- [OBJECTIVE] In your copy, include every line of the listing below exactly but none of the pictures.

┄┄┄┄┄┄┄┄┄┄

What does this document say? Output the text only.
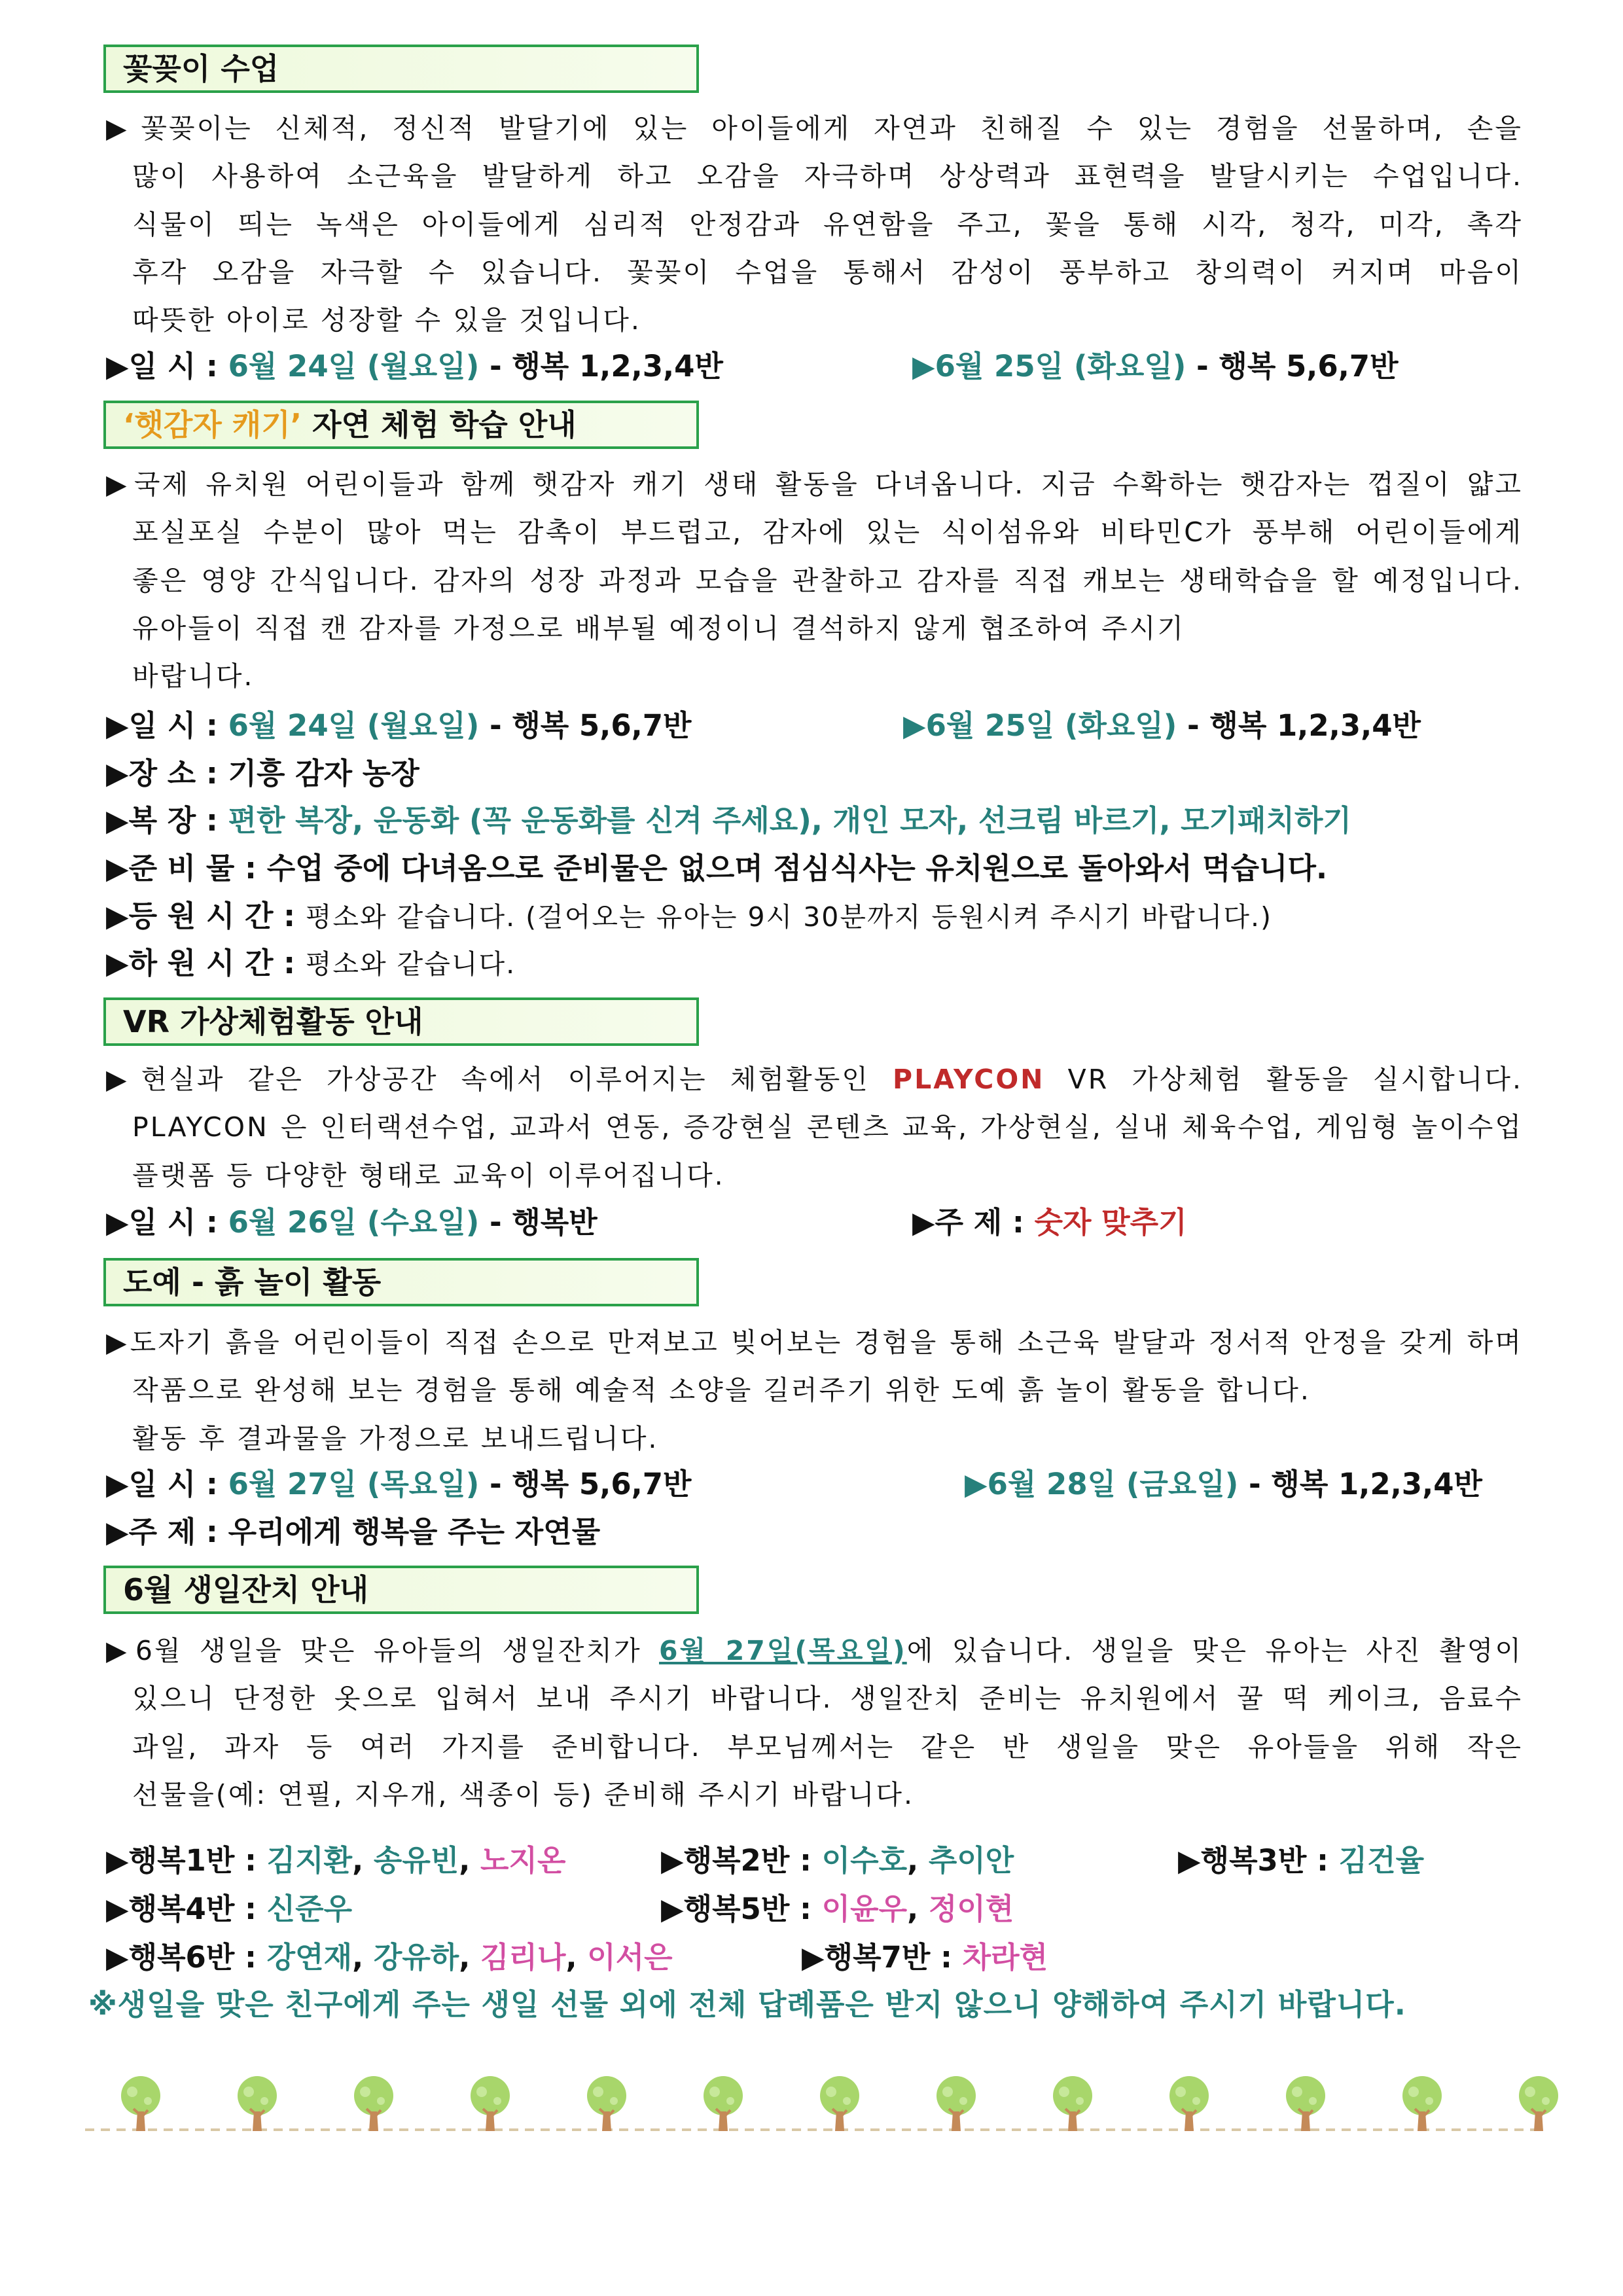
꽃꽂이 수업
▶꽃꽂이는 신체적, 정신적 발달기에 있는 아이들에게 자연과 친해질 수 있는 경험을 선물하며, 손을
많이 사용하여 소근육을 발달하게 하고 오감을 자극하며 상상력과 표현력을 발달시키는 수업입니다.
식물이 띄는 녹색은 아이들에게 심리적 안정감과 유연함을 주고, 꽃을 통해 시각, 청각, 미각, 촉각
후각 오감을 자극할 수 있습니다. 꽃꽂이 수업을 통해서 감성이 풍부하고 창의력이 커지며 마음이
따뜻한 아이로 성장할 수 있을 것입니다.
▶일 시 : 6월 24일 (월요일) - 행복 1,2,3,4반	▶6월 25일 (화요일) - 행복 5,6,7반
‘햇감자 캐기’ 자연 체험 학습 안내
▶국제 유치원 어린이들과 함께 햇감자 캐기 생태 활동을 다녀옵니다. 지금 수확하는 햇감자는 껍질이 얇고
포실포실 수분이 많아 먹는 감촉이 부드럽고, 감자에 있는 식이섬유와 비타민C가 풍부해 어린이들에게
좋은 영양 간식입니다. 감자의 성장 과정과 모습을 관찰하고 감자를 직접 캐보는 생태학습을 할 예정입니다.
유아들이 직접 캔 감자를 가정으로 배부될 예정이니 결석하지 않게 협조하여 주시기
바랍니다.
▶일 시 : 6월 24일 (월요일) - 행복 5,6,7반	▶6월 25일 (화요일) - 행복 1,2,3,4반
▶장 소 : 기흥 감자 농장
▶복 장 : 편한 복장, 운동화 (꼭 운동화를 신겨 주세요), 개인 모자, 선크림 바르기, 모기패치하기
▶준 비 물 : 수업 중에 다녀옴으로 준비물은 없으며 점심식사는 유치원으로 돌아와서 먹습니다.
▶등 원 시 간 : 평소와 같습니다. (걸어오는 유아는 9시 30분까지 등원시켜 주시기 바랍니다.)
▶하 원 시 간 : 평소와 같습니다.
VR 가상체험활동 안내
▶현실과 같은 가상공간 속에서 이루어지는 체험활동인 PLAYCON VR 가상체험 활동을 실시합니다.
PLAYCON 은 인터랙션수업, 교과서 연동, 증강현실 콘텐츠 교육, 가상현실, 실내 체육수업, 게임형 놀이수업
플랫폼 등 다양한 형태로 교육이 이루어집니다.
▶일 시 : 6월 26일 (수요일) - 행복반	▶주 제 : 숫자 맞추기
도예 - 흙 놀이 활동
▶도자기 흙을 어린이들이 직접 손으로 만져보고 빚어보는 경험을 통해 소근육 발달과 정서적 안정을 갖게 하며
작품으로 완성해 보는 경험을 통해 예술적 소양을 길러주기 위한 도예 흙 놀이 활동을 합니다.
활동 후 결과물을 가정으로 보내드립니다.
▶일 시 : 6월 27일 (목요일) - 행복 5,6,7반	▶6월 28일 (금요일) - 행복 1,2,3,4반
▶주 제 : 우리에게 행복을 주는 자연물
6월 생일잔치 안내
▶6월 생일을 맞은 유아들의 생일잔치가 6월 27일(목요일)에 있습니다. 생일을 맞은 유아는 사진 촬영이
있으니 단정한 옷으로 입혀서 보내 주시기 바랍니다. 생일잔치 준비는 유치원에서 꿀 떡 케이크, 음료수
과일, 과자 등 여러 가지를 준비합니다. 부모님께서는 같은 반 생일을 맞은 유아들을 위해 작은
선물을(예: 연필, 지우개, 색종이 등) 준비해 주시기 바랍니다.
▶행복1반 : 김지환, 송유빈, 노지온	▶행복2반 : 이수호, 추이안	▶행복3반 : 김건율
▶행복4반 : 신준우	▶행복5반 : 이윤우, 정이현
▶행복6반 : 강연재, 강유하, 김리나, 이서은	▶행복7반 : 차라현
※생일을 맞은 친구에게 주는 생일 선물 외에 전체 답례품은 받지 않으니 양해하여 주시기 바랍니다.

┄┄┄┄┄┄┄┄┄┄

- [RESULT FOR THIS TASK]
What does this document say? Output the text only.
꽃꽂이 수업
▶꽃꽂이는 신체적, 정신적 발달기에 있는 아이들에게 자연과 친해질 수 있는 경험을 선물하며, 손을
많이 사용하여 소근육을 발달하게 하고 오감을 자극하며 상상력과 표현력을 발달시키는 수업입니다.
식물이 띄는 녹색은 아이들에게 심리적 안정감과 유연함을 주고, 꽃을 통해 시각, 청각, 미각, 촉각
후각 오감을 자극할 수 있습니다. 꽃꽂이 수업을 통해서 감성이 풍부하고 창의력이 커지며 마음이
따뜻한 아이로 성장할 수 있을 것입니다.
▶일 시 : 6월 24일 (월요일) - 행복 1,2,3,4반	▶6월 25일 (화요일) - 행복 5,6,7반
‘햇감자 캐기’ 자연 체험 학습 안내
▶국제 유치원 어린이들과 함께 햇감자 캐기 생태 활동을 다녀옵니다. 지금 수확하는 햇감자는 껍질이 얇고
포실포실 수분이 많아 먹는 감촉이 부드럽고, 감자에 있는 식이섬유와 비타민C가 풍부해 어린이들에게
좋은 영양 간식입니다. 감자의 성장 과정과 모습을 관찰하고 감자를 직접 캐보는 생태학습을 할 예정입니다.
유아들이 직접 캔 감자를 가정으로 배부될 예정이니 결석하지 않게 협조하여 주시기
바랍니다.
▶일 시 : 6월 24일 (월요일) - 행복 5,6,7반	▶6월 25일 (화요일) - 행복 1,2,3,4반
▶장 소 : 기흥 감자 농장
▶복 장 : 편한 복장, 운동화 (꼭 운동화를 신겨 주세요), 개인 모자, 선크림 바르기, 모기패치하기
▶준 비 물 : 수업 중에 다녀옴으로 준비물은 없으며 점심식사는 유치원으로 돌아와서 먹습니다.
▶등 원 시 간 : 평소와 같습니다. (걸어오는 유아는 9시 30분까지 등원시켜 주시기 바랍니다.)
▶하 원 시 간 : 평소와 같습니다.
VR 가상체험활동 안내
▶현실과 같은 가상공간 속에서 이루어지는 체험활동인 PLAYCON VR 가상체험 활동을 실시합니다.
PLAYCON 은 인터랙션수업, 교과서 연동, 증강현실 콘텐츠 교육, 가상현실, 실내 체육수업, 게임형 놀이수업
플랫폼 등 다양한 형태로 교육이 이루어집니다.
▶일 시 : 6월 26일 (수요일) - 행복반	▶주 제 : 숫자 맞추기
도예 - 흙 놀이 활동
▶도자기 흙을 어린이들이 직접 손으로 만져보고 빚어보는 경험을 통해 소근육 발달과 정서적 안정을 갖게 하며
작품으로 완성해 보는 경험을 통해 예술적 소양을 길러주기 위한 도예 흙 놀이 활동을 합니다.
활동 후 결과물을 가정으로 보내드립니다.
▶일 시 : 6월 27일 (목요일) - 행복 5,6,7반	▶6월 28일 (금요일) - 행복 1,2,3,4반
▶주 제 : 우리에게 행복을 주는 자연물
6월 생일잔치 안내
▶6월 생일을 맞은 유아들의 생일잔치가 6월 27일(목요일)에 있습니다. 생일을 맞은 유아는 사진 촬영이
있으니 단정한 옷으로 입혀서 보내 주시기 바랍니다. 생일잔치 준비는 유치원에서 꿀 떡 케이크, 음료수
과일, 과자 등 여러 가지를 준비합니다. 부모님께서는 같은 반 생일을 맞은 유아들을 위해 작은
선물을(예: 연필, 지우개, 색종이 등) 준비해 주시기 바랍니다.
▶행복1반 : 김지환, 송유빈, 노지온	▶행복2반 : 이수호, 추이안	▶행복3반 : 김건율
▶행복4반 : 신준우	▶행복5반 : 이윤우, 정이현
▶행복6반 : 강연재, 강유하, 김리나, 이서은	▶행복7반 : 차라현
※생일을 맞은 친구에게 주는 생일 선물 외에 전체 답례품은 받지 않으니 양해하여 주시기 바랍니다.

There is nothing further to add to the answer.